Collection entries
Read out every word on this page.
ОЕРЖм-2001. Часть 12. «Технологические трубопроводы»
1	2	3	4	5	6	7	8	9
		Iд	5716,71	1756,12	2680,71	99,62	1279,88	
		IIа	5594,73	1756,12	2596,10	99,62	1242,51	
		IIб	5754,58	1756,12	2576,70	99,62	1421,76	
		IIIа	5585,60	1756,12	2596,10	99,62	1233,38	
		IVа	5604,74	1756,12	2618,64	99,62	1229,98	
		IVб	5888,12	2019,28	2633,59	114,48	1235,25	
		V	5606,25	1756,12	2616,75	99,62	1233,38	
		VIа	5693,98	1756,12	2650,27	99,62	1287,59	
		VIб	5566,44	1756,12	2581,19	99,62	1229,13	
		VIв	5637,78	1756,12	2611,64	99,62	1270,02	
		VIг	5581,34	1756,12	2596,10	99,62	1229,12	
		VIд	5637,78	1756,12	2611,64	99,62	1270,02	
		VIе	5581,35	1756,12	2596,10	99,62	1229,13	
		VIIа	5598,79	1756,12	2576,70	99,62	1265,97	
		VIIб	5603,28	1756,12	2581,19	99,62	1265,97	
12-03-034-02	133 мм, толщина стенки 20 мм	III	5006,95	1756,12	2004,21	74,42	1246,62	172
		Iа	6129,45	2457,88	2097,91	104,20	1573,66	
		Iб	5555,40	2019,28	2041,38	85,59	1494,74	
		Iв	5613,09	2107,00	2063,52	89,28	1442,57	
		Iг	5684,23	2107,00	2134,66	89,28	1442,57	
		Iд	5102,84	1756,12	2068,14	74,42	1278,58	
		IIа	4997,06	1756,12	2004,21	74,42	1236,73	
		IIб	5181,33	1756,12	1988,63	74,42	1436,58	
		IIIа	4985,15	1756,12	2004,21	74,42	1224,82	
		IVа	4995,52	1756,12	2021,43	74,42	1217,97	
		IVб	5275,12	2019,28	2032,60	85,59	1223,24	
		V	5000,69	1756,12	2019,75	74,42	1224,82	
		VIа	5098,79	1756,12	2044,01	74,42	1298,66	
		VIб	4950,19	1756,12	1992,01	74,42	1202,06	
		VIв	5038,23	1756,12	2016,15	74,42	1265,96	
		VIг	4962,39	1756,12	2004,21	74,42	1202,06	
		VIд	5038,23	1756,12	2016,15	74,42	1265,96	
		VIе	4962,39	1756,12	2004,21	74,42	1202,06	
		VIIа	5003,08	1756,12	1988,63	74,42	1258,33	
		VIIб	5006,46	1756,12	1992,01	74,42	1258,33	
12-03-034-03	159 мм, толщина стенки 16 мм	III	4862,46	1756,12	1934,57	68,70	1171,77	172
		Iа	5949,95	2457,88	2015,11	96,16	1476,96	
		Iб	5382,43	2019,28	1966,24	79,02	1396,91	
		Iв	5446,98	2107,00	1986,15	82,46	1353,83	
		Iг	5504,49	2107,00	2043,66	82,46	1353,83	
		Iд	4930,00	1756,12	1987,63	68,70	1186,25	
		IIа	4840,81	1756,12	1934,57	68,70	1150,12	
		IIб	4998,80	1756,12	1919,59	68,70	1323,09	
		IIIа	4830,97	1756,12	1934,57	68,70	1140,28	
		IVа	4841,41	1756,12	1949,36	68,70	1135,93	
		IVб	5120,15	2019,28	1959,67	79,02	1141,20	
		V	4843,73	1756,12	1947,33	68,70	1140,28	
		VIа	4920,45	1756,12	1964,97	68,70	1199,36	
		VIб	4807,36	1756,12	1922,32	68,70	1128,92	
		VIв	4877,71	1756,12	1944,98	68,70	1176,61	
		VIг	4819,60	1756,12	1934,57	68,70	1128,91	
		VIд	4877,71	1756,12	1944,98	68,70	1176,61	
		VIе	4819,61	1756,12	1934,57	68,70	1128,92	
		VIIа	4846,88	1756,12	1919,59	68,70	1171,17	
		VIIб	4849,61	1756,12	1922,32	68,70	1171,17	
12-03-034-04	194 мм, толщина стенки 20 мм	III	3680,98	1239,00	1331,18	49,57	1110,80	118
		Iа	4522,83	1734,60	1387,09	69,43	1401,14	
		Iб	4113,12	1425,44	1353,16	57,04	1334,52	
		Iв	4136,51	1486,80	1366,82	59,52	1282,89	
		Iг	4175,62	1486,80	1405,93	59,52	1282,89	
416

Directions for this task
Write out the material exactly as given.

Task answer
Read out every word on this page.
ОЕРЖм-2001. Часть 12. «Технологические трубопроводы»
1	2	3	4	5	6	7	8	9
		Iд	5716,71	1756,12	2680,71	99,62	1279,88	
		IIа	5594,73	1756,12	2596,10	99,62	1242,51	
		IIб	5754,58	1756,12	2576,70	99,62	1421,76	
		IIIа	5585,60	1756,12	2596,10	99,62	1233,38	
		IVа	5604,74	1756,12	2618,64	99,62	1229,98	
		IVб	5888,12	2019,28	2633,59	114,48	1235,25	
		V	5606,25	1756,12	2616,75	99,62	1233,38	
		VIа	5693,98	1756,12	2650,27	99,62	1287,59	
		VIб	5566,44	1756,12	2581,19	99,62	1229,13	
		VIв	5637,78	1756,12	2611,64	99,62	1270,02	
		VIг	5581,34	1756,12	2596,10	99,62	1229,12	
		VIд	5637,78	1756,12	2611,64	99,62	1270,02	
		VIе	5581,35	1756,12	2596,10	99,62	1229,13	
		VIIа	5598,79	1756,12	2576,70	99,62	1265,97	
		VIIб	5603,28	1756,12	2581,19	99,62	1265,97	
12-03-034-02	133 мм, толщина стенки 20 мм	III	5006,95	1756,12	2004,21	74,42	1246,62	172
		Iа	6129,45	2457,88	2097,91	104,20	1573,66	
		Iб	5555,40	2019,28	2041,38	85,59	1494,74	
		Iв	5613,09	2107,00	2063,52	89,28	1442,57	
		Iг	5684,23	2107,00	2134,66	89,28	1442,57	
		Iд	5102,84	1756,12	2068,14	74,42	1278,58	
		IIа	4997,06	1756,12	2004,21	74,42	1236,73	
		IIб	5181,33	1756,12	1988,63	74,42	1436,58	
		IIIа	4985,15	1756,12	2004,21	74,42	1224,82	
		IVа	4995,52	1756,12	2021,43	74,42	1217,97	
		IVб	5275,12	2019,28	2032,60	85,59	1223,24	
		V	5000,69	1756,12	2019,75	74,42	1224,82	
		VIа	5098,79	1756,12	2044,01	74,42	1298,66	
		VIб	4950,19	1756,12	1992,01	74,42	1202,06	
		VIв	5038,23	1756,12	2016,15	74,42	1265,96	
		VIг	4962,39	1756,12	2004,21	74,42	1202,06	
		VIд	5038,23	1756,12	2016,15	74,42	1265,96	
		VIе	4962,39	1756,12	2004,21	74,42	1202,06	
		VIIа	5003,08	1756,12	1988,63	74,42	1258,33	
		VIIб	5006,46	1756,12	1992,01	74,42	1258,33	
12-03-034-03	159 мм, толщина стенки 16 мм	III	4862,46	1756,12	1934,57	68,70	1171,77	172
		Iа	5949,95	2457,88	2015,11	96,16	1476,96	
		Iб	5382,43	2019,28	1966,24	79,02	1396,91	
		Iв	5446,98	2107,00	1986,15	82,46	1353,83	
		Iг	5504,49	2107,00	2043,66	82,46	1353,83	
		Iд	4930,00	1756,12	1987,63	68,70	1186,25	
		IIа	4840,81	1756,12	1934,57	68,70	1150,12	
		IIб	4998,80	1756,12	1919,59	68,70	1323,09	
		IIIа	4830,97	1756,12	1934,57	68,70	1140,28	
		IVа	4841,41	1756,12	1949,36	68,70	1135,93	
		IVб	5120,15	2019,28	1959,67	79,02	1141,20	
		V	4843,73	1756,12	1947,33	68,70	1140,28	
		VIа	4920,45	1756,12	1964,97	68,70	1199,36	
		VIб	4807,36	1756,12	1922,32	68,70	1128,92	
		VIв	4877,71	1756,12	1944,98	68,70	1176,61	
		VIг	4819,60	1756,12	1934,57	68,70	1128,91	
		VIд	4877,71	1756,12	1944,98	68,70	1176,61	
		VIе	4819,61	1756,12	1934,57	68,70	1128,92	
		VIIа	4846,88	1756,12	1919,59	68,70	1171,17	
		VIIб	4849,61	1756,12	1922,32	68,70	1171,17	
12-03-034-04	194 мм, толщина стенки 20 мм	III	3680,98	1239,00	1331,18	49,57	1110,80	118
		Iа	4522,83	1734,60	1387,09	69,43	1401,14	
		Iб	4113,12	1425,44	1353,16	57,04	1334,52	
		Iв	4136,51	1486,80	1366,82	59,52	1282,89	
		Iг	4175,62	1486,80	1405,93	59,52	1282,89	
416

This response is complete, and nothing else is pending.